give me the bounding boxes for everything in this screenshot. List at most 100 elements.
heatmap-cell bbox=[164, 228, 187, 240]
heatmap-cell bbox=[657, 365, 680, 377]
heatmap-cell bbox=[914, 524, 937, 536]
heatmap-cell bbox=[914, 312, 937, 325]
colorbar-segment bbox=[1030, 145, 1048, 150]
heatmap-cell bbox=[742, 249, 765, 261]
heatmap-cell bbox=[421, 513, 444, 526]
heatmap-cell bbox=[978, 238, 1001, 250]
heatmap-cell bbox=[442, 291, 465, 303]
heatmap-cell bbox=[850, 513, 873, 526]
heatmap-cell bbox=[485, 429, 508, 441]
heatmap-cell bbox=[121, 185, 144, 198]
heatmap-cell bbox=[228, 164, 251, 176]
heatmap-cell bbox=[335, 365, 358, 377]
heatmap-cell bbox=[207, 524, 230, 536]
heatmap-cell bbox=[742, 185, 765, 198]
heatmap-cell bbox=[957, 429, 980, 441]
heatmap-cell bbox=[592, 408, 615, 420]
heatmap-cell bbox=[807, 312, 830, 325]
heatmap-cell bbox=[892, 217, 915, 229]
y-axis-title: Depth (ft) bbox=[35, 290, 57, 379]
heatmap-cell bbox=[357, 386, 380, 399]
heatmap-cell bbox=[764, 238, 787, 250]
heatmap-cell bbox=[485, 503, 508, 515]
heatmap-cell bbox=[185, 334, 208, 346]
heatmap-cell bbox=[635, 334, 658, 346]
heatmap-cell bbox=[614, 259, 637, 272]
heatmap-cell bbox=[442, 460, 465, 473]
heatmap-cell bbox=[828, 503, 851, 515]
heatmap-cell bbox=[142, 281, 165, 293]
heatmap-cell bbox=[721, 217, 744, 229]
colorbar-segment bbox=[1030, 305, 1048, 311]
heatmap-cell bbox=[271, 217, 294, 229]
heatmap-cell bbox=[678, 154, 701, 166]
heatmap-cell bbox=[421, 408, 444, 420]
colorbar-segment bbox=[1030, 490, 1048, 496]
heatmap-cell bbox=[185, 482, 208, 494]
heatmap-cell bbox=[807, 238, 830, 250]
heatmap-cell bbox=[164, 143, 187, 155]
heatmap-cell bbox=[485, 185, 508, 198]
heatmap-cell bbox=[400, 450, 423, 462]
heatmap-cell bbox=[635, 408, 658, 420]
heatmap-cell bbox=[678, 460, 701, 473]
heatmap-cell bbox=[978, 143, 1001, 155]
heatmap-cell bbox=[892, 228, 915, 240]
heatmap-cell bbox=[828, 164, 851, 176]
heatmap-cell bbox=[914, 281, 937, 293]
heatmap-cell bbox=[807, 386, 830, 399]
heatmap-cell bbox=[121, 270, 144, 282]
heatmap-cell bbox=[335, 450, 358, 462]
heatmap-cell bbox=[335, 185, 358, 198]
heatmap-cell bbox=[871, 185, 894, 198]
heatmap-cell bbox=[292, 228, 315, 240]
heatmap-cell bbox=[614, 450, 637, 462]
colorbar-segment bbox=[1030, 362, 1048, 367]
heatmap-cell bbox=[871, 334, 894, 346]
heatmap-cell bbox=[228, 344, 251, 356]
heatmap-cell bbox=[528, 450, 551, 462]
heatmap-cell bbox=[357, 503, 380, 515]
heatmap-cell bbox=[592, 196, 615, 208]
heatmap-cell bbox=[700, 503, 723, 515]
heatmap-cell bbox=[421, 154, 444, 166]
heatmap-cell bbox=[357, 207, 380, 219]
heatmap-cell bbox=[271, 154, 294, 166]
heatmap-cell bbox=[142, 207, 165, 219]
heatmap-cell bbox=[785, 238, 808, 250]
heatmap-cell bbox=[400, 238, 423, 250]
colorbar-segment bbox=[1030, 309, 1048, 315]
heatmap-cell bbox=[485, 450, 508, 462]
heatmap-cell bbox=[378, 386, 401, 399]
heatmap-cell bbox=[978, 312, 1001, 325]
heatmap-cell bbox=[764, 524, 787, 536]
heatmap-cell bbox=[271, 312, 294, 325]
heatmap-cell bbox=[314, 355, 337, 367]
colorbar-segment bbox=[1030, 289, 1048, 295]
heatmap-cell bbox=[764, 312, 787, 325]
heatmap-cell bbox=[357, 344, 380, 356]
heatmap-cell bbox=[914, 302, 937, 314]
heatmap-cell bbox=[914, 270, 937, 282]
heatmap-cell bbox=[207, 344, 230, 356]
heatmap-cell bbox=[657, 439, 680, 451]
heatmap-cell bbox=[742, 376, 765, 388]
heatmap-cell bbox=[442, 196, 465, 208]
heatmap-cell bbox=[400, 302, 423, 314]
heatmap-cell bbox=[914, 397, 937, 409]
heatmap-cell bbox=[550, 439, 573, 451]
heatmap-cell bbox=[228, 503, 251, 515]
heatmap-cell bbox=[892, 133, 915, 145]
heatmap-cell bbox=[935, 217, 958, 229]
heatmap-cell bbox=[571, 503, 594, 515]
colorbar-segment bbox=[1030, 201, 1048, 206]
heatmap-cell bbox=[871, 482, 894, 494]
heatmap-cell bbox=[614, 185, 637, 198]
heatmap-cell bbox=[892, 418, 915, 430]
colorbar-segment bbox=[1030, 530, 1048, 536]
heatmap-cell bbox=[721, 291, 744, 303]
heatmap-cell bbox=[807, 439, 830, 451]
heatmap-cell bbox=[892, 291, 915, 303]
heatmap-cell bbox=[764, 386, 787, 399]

● ● ● ● ● ● ●

• WHAT IS NEEDED: Copy out the lines from the start of the records through the line with "heatmap-cell bbox=[978, 238, 1001, 250]", both ends included.

• TASK RESULT:
give me the bounding boxes for everything in this screenshot. List at most 100 elements.
heatmap-cell bbox=[164, 228, 187, 240]
heatmap-cell bbox=[657, 365, 680, 377]
heatmap-cell bbox=[914, 524, 937, 536]
heatmap-cell bbox=[914, 312, 937, 325]
colorbar-segment bbox=[1030, 145, 1048, 150]
heatmap-cell bbox=[742, 249, 765, 261]
heatmap-cell bbox=[421, 513, 444, 526]
heatmap-cell bbox=[978, 238, 1001, 250]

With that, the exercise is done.